## Job:
Count every line in the following entries where the word "mesec" appears. Give the count alone.

=== Working data ===

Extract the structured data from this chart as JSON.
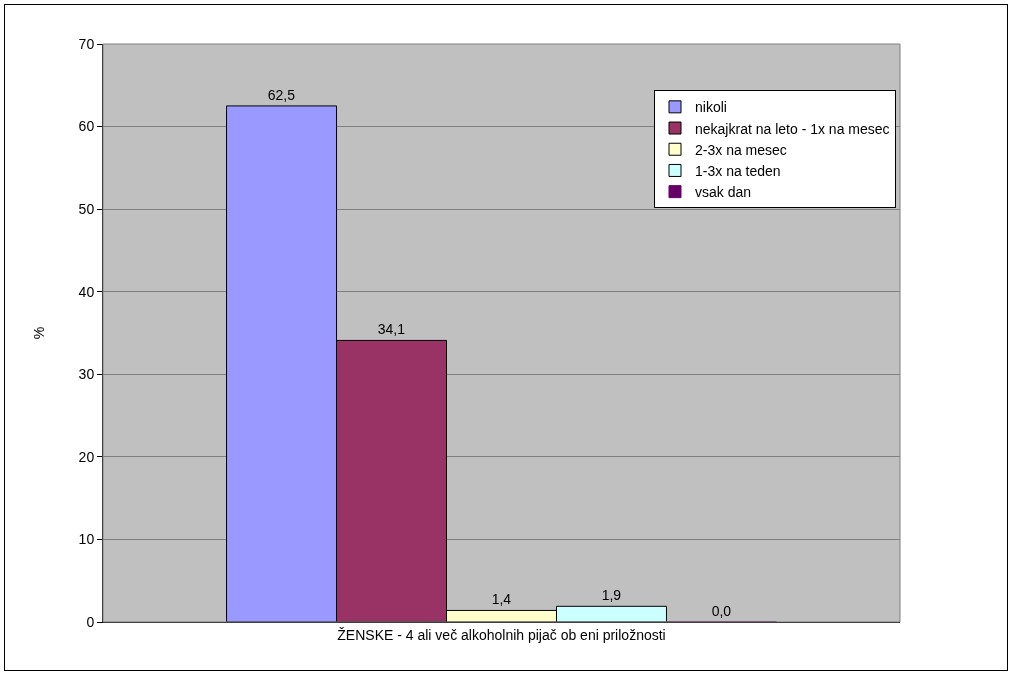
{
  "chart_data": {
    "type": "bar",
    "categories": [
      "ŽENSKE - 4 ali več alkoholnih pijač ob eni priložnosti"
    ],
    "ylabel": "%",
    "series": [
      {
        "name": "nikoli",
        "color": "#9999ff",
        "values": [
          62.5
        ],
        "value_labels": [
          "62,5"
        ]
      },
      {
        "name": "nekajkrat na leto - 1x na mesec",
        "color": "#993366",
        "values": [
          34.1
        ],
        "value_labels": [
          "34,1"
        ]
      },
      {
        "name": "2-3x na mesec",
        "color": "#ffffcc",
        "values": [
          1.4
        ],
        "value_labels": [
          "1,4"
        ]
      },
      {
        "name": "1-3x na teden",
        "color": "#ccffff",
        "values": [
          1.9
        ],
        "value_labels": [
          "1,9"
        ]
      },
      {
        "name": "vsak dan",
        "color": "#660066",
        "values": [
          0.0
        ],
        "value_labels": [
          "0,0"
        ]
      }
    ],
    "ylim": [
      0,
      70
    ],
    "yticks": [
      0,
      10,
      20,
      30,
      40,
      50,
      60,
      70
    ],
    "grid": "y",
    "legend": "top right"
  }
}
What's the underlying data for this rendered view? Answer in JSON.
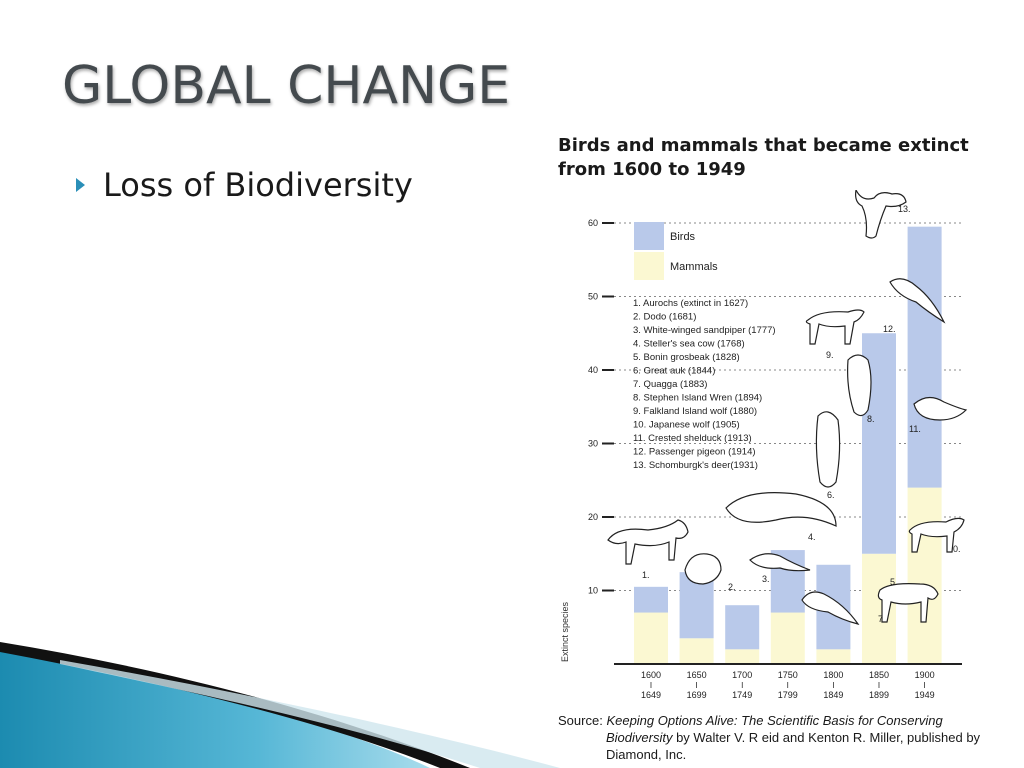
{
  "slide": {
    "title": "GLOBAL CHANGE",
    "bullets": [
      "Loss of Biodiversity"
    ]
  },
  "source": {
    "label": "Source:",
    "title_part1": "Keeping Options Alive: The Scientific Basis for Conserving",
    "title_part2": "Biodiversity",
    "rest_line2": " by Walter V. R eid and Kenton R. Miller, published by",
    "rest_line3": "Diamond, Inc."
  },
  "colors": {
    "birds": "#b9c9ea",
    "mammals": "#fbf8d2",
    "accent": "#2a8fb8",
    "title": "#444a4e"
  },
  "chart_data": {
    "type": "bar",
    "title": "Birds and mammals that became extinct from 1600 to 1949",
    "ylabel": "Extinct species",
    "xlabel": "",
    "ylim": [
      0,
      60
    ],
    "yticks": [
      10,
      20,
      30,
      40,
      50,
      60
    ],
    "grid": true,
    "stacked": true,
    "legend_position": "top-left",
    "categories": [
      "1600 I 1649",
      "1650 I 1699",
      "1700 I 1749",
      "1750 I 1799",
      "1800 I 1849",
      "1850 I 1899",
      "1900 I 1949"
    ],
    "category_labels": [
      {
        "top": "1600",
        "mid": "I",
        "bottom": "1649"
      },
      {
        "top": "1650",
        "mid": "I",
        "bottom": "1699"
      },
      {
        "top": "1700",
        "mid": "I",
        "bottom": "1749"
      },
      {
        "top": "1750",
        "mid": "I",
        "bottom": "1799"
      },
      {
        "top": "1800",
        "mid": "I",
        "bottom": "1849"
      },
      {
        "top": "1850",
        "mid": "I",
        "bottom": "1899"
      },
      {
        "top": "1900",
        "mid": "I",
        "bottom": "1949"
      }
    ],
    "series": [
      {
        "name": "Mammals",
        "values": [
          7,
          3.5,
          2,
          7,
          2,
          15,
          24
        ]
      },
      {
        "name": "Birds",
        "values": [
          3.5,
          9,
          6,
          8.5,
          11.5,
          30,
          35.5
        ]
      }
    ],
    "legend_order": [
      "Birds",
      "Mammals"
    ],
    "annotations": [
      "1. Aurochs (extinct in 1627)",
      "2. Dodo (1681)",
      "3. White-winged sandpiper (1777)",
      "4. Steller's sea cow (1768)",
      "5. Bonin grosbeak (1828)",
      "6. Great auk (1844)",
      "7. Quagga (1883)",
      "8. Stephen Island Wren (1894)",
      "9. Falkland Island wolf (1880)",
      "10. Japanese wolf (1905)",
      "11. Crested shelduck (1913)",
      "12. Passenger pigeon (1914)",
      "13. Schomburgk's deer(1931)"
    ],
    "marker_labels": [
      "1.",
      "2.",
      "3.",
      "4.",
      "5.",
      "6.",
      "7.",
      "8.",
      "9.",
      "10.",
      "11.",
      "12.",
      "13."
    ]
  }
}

===

## Finished exercise:
2